Copy every line of the listing exactly.
==== EXERCISE MATERIALS ====
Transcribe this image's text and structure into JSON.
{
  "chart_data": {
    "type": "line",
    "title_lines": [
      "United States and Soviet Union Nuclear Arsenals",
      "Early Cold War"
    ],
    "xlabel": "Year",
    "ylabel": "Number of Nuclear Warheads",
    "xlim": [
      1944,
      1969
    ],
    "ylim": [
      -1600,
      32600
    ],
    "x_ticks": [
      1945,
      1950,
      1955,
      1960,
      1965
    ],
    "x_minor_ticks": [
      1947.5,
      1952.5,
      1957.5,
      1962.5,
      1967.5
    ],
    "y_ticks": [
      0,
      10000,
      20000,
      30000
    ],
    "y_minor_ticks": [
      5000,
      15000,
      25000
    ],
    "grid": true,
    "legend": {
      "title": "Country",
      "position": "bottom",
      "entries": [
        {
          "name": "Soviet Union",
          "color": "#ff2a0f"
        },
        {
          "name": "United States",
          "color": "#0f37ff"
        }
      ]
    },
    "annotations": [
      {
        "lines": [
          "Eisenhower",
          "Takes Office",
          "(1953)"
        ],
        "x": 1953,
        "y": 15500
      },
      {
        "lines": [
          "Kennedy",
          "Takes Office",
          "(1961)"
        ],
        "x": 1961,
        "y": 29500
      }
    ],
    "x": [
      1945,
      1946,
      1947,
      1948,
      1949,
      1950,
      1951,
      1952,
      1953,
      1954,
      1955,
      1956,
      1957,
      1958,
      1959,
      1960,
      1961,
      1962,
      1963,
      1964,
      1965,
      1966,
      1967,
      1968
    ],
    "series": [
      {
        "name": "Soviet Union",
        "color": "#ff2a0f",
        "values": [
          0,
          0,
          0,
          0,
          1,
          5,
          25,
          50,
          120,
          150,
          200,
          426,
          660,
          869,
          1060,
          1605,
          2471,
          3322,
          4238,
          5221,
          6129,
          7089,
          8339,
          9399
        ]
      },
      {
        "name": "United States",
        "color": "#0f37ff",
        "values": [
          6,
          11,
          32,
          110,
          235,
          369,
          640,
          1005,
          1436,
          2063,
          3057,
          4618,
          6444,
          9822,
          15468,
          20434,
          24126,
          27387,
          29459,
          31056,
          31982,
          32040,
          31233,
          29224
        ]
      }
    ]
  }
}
====
**SOLUTION:**
Transcribe this image's text and structure into JSON.
{
  "chart_data": {
    "type": "line",
    "title_lines": [
      "United States and Soviet Union Nuclear Arsenals",
      "Early Cold War"
    ],
    "xlabel": "Year",
    "ylabel": "Number of Nuclear Warheads",
    "xlim": [
      1944,
      1969
    ],
    "ylim": [
      -1600,
      32600
    ],
    "x_ticks": [
      1945,
      1950,
      1955,
      1960,
      1965
    ],
    "x_minor_ticks": [
      1947.5,
      1952.5,
      1957.5,
      1962.5,
      1967.5
    ],
    "y_ticks": [
      0,
      10000,
      20000,
      30000
    ],
    "y_minor_ticks": [
      5000,
      15000,
      25000
    ],
    "grid": true,
    "legend": {
      "title": "Country",
      "position": "bottom",
      "entries": [
        {
          "name": "Soviet Union",
          "color": "#ff2a0f"
        },
        {
          "name": "United States",
          "color": "#0f37ff"
        }
      ]
    },
    "annotations": [
      {
        "lines": [
          "Eisenhower",
          "Takes Office",
          "(1953)"
        ],
        "x": 1953,
        "y": 15500
      },
      {
        "lines": [
          "Kennedy",
          "Takes Office",
          "(1961)"
        ],
        "x": 1961,
        "y": 29500
      }
    ],
    "x": [
      1945,
      1946,
      1947,
      1948,
      1949,
      1950,
      1951,
      1952,
      1953,
      1954,
      1955,
      1956,
      1957,
      1958,
      1959,
      1960,
      1961,
      1962,
      1963,
      1964,
      1965,
      1966,
      1967,
      1968
    ],
    "series": [
      {
        "name": "Soviet Union",
        "color": "#ff2a0f",
        "values": [
          0,
          0,
          0,
          0,
          1,
          5,
          25,
          50,
          120,
          150,
          200,
          426,
          660,
          869,
          1060,
          1605,
          2471,
          3322,
          4238,
          5221,
          6129,
          7089,
          8339,
          9399
        ]
      },
      {
        "name": "United States",
        "color": "#0f37ff",
        "values": [
          6,
          11,
          32,
          110,
          235,
          369,
          640,
          1005,
          1436,
          2063,
          3057,
          4618,
          6444,
          9822,
          15468,
          20434,
          24126,
          27387,
          29459,
          31056,
          31982,
          32040,
          31233,
          29224
        ]
      }
    ]
  }
}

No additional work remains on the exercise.